[Stored dataset items]
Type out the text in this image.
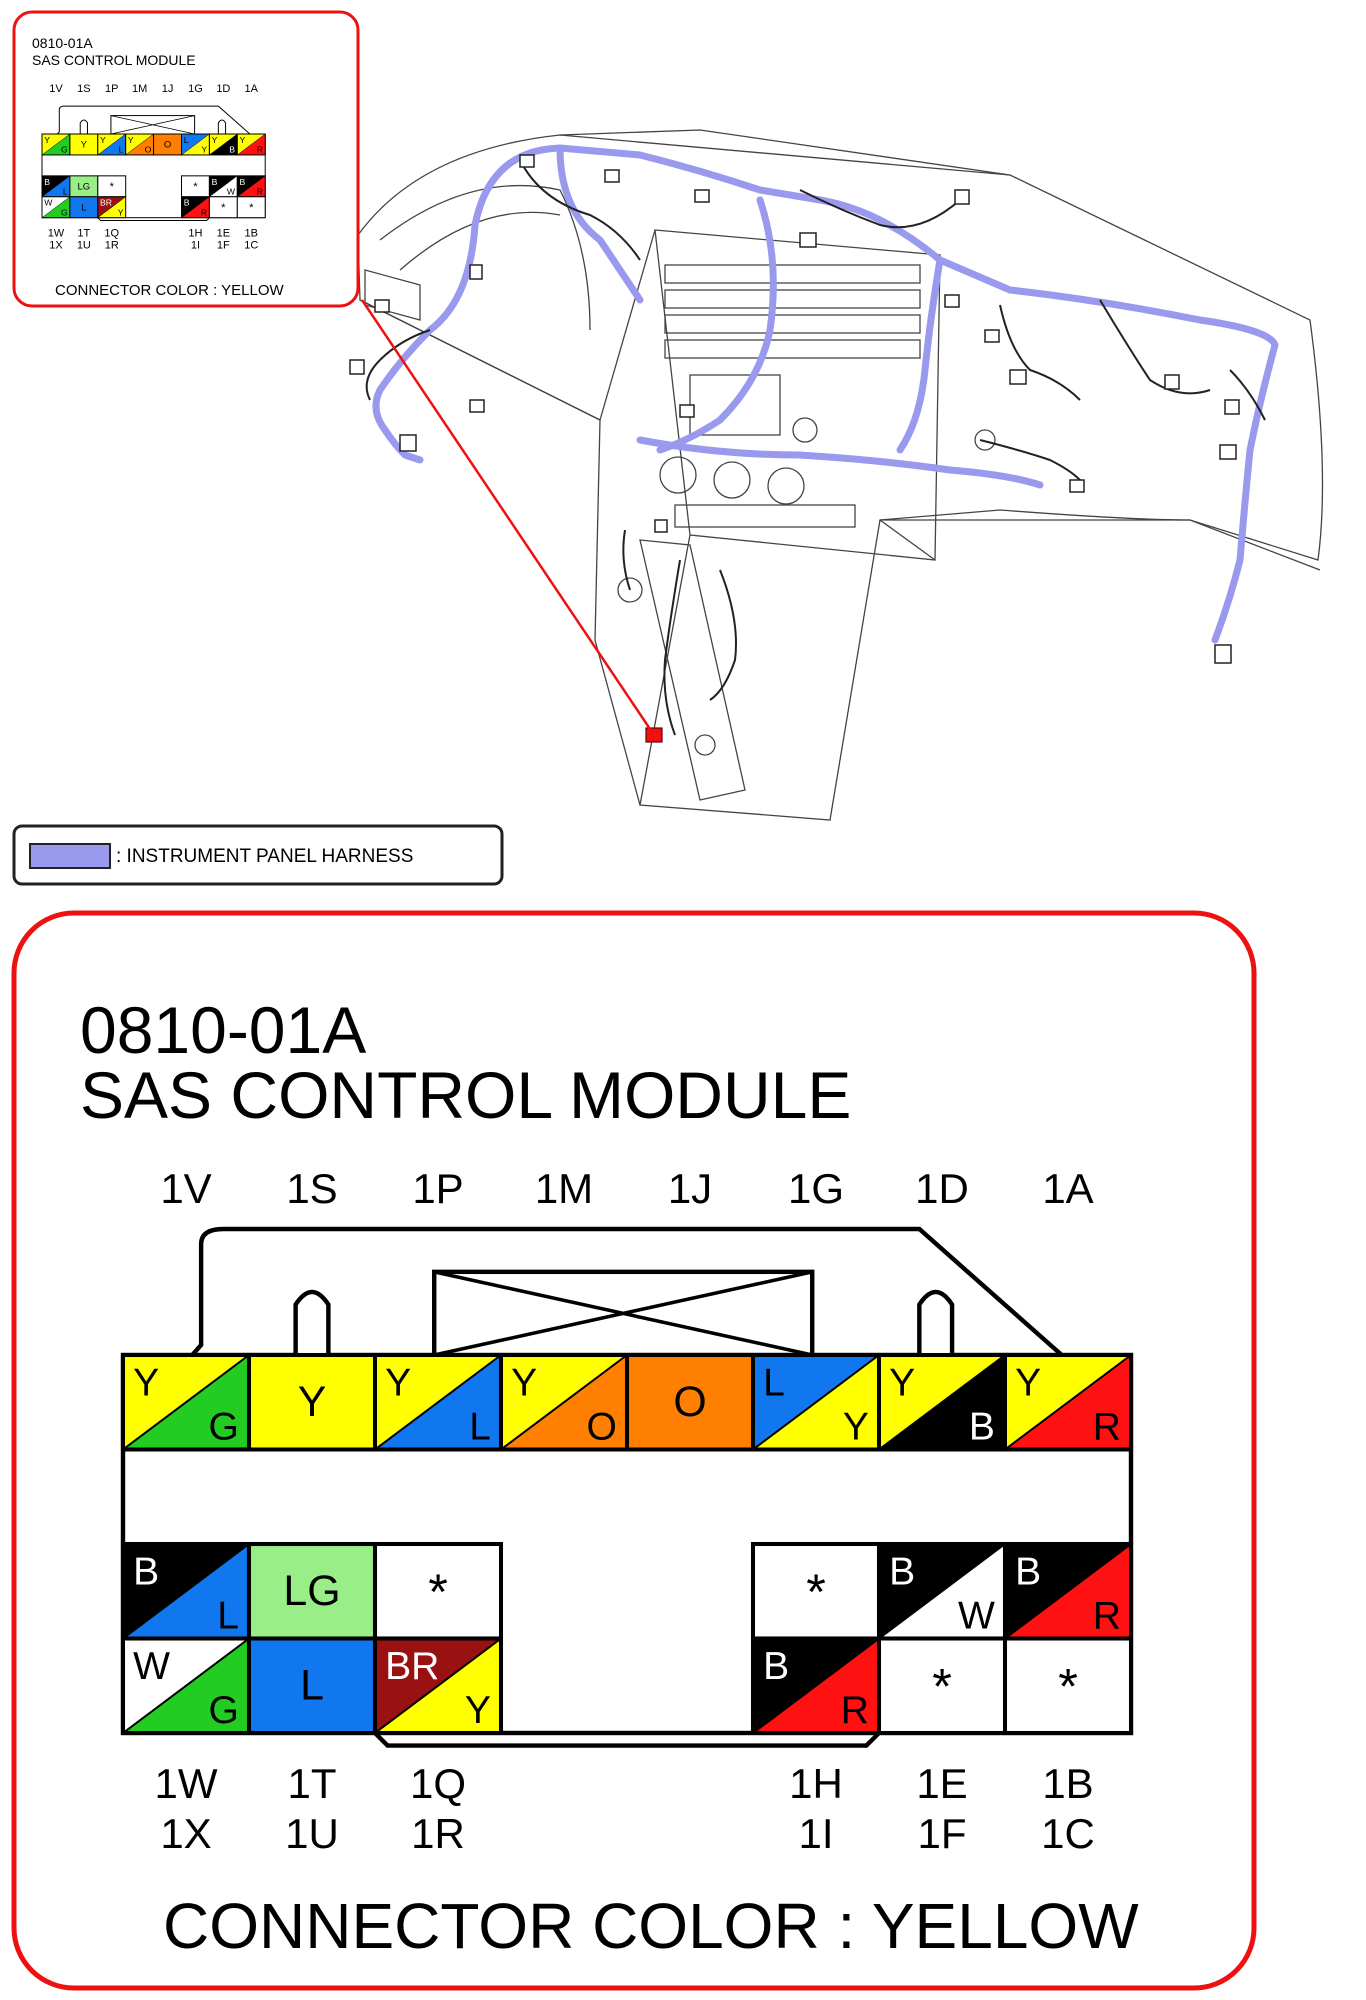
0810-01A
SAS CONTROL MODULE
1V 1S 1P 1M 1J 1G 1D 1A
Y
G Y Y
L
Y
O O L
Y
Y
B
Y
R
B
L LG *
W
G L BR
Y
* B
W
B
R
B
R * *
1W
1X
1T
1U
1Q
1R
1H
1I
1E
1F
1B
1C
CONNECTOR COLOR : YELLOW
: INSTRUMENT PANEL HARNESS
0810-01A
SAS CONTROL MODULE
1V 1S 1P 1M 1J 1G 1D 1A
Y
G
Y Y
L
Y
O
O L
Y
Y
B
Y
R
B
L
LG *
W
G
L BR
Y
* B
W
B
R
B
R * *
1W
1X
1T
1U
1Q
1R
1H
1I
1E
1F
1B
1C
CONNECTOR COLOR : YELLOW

**Objective:** Replicate the material above verbatim; images stay out of the copy.

**Correct answer:**
Type out the text in this image.
0810-01A
SAS CONTROL MODULE
1V 1S 1P 1M 1J 1G 1D 1A
Y
G Y Y
L
Y
O O L
Y
Y
B
Y
R
B
L LG *
W
G L BR
Y
* B
W
B
R
B
R * *
1W
1X
1T
1U
1Q
1R
1H
1I
1E
1F
1B
1C
CONNECTOR COLOR : YELLOW
: INSTRUMENT PANEL HARNESS
0810-01A
SAS CONTROL MODULE
1V 1S 1P 1M 1J 1G 1D 1A
Y
G
Y Y
L
Y
O
O L
Y
Y
B
Y
R
B
L
LG *
W
G
L BR
Y
* B
W
B
R
B
R * *
1W
1X
1T
1U
1Q
1R
1H
1I
1E
1F
1B
1C
CONNECTOR COLOR : YELLOW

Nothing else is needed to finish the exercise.